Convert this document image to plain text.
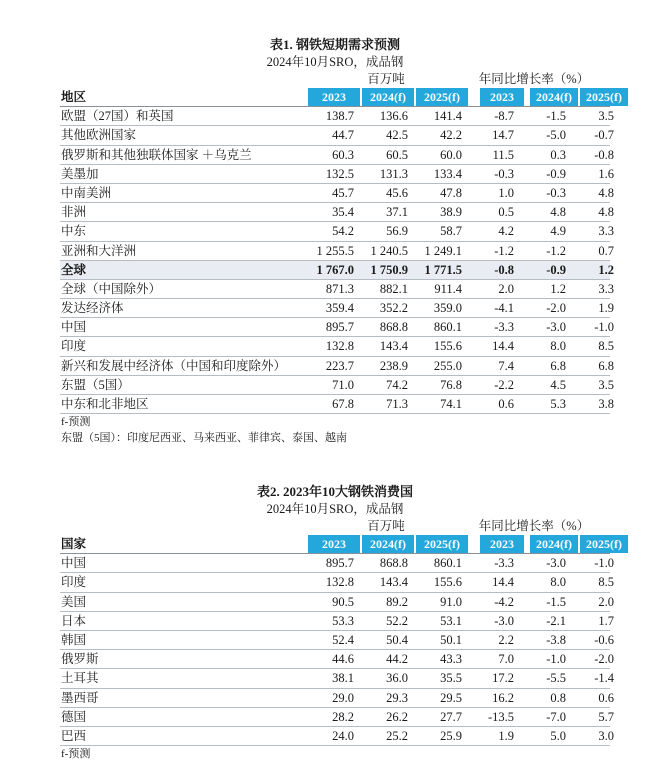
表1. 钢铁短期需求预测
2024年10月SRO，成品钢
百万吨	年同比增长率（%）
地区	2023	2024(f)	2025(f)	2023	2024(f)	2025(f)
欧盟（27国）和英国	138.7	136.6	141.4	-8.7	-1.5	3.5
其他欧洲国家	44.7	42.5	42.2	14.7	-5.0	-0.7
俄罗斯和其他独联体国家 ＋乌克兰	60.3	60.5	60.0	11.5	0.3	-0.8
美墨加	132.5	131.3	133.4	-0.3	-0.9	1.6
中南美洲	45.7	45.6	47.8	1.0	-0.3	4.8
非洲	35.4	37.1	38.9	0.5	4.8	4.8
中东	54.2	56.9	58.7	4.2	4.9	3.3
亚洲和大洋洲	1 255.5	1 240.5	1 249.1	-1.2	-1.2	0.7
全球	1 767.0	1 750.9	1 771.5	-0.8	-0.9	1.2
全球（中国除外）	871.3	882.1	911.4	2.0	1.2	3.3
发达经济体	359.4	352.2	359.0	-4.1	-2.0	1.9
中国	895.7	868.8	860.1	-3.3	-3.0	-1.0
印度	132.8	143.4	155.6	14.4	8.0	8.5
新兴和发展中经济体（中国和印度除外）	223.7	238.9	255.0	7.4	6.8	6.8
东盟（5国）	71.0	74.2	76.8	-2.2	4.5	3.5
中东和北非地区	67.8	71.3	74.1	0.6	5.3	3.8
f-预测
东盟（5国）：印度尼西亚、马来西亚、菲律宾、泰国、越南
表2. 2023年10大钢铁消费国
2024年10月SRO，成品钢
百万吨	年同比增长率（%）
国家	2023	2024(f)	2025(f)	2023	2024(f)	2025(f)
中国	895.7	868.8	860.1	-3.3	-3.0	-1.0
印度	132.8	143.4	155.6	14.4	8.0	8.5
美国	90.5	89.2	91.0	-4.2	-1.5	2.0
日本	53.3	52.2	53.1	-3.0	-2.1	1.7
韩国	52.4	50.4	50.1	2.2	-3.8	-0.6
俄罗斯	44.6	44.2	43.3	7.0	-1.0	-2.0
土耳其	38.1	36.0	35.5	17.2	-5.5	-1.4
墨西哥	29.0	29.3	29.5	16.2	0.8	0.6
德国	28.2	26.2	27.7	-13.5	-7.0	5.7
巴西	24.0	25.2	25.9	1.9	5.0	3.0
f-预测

——————

SET EXERCISE:
Reproduce the material above in full and without alteration, but skip all pictures.

CORRECT OUTPUT:
Convert this document image to plain text.
表1. 钢铁短期需求预测
2024年10月SRO，成品钢
百万吨	年同比增长率（%）
地区	2023	2024(f)	2025(f)	2023	2024(f)	2025(f)
欧盟（27国）和英国	138.7	136.6	141.4	-8.7	-1.5	3.5
其他欧洲国家	44.7	42.5	42.2	14.7	-5.0	-0.7
俄罗斯和其他独联体国家 ＋乌克兰	60.3	60.5	60.0	11.5	0.3	-0.8
美墨加	132.5	131.3	133.4	-0.3	-0.9	1.6
中南美洲	45.7	45.6	47.8	1.0	-0.3	4.8
非洲	35.4	37.1	38.9	0.5	4.8	4.8
中东	54.2	56.9	58.7	4.2	4.9	3.3
亚洲和大洋洲	1 255.5	1 240.5	1 249.1	-1.2	-1.2	0.7
全球	1 767.0	1 750.9	1 771.5	-0.8	-0.9	1.2
全球（中国除外）	871.3	882.1	911.4	2.0	1.2	3.3
发达经济体	359.4	352.2	359.0	-4.1	-2.0	1.9
中国	895.7	868.8	860.1	-3.3	-3.0	-1.0
印度	132.8	143.4	155.6	14.4	8.0	8.5
新兴和发展中经济体（中国和印度除外）	223.7	238.9	255.0	7.4	6.8	6.8
东盟（5国）	71.0	74.2	76.8	-2.2	4.5	3.5
中东和北非地区	67.8	71.3	74.1	0.6	5.3	3.8
f-预测
东盟（5国）：印度尼西亚、马来西亚、菲律宾、泰国、越南
表2. 2023年10大钢铁消费国
2024年10月SRO，成品钢
百万吨	年同比增长率（%）
国家	2023	2024(f)	2025(f)	2023	2024(f)	2025(f)
中国	895.7	868.8	860.1	-3.3	-3.0	-1.0
印度	132.8	143.4	155.6	14.4	8.0	8.5
美国	90.5	89.2	91.0	-4.2	-1.5	2.0
日本	53.3	52.2	53.1	-3.0	-2.1	1.7
韩国	52.4	50.4	50.1	2.2	-3.8	-0.6
俄罗斯	44.6	44.2	43.3	7.0	-1.0	-2.0
土耳其	38.1	36.0	35.5	17.2	-5.5	-1.4
墨西哥	29.0	29.3	29.5	16.2	0.8	0.6
德国	28.2	26.2	27.7	-13.5	-7.0	5.7
巴西	24.0	25.2	25.9	1.9	5.0	3.0
f-预测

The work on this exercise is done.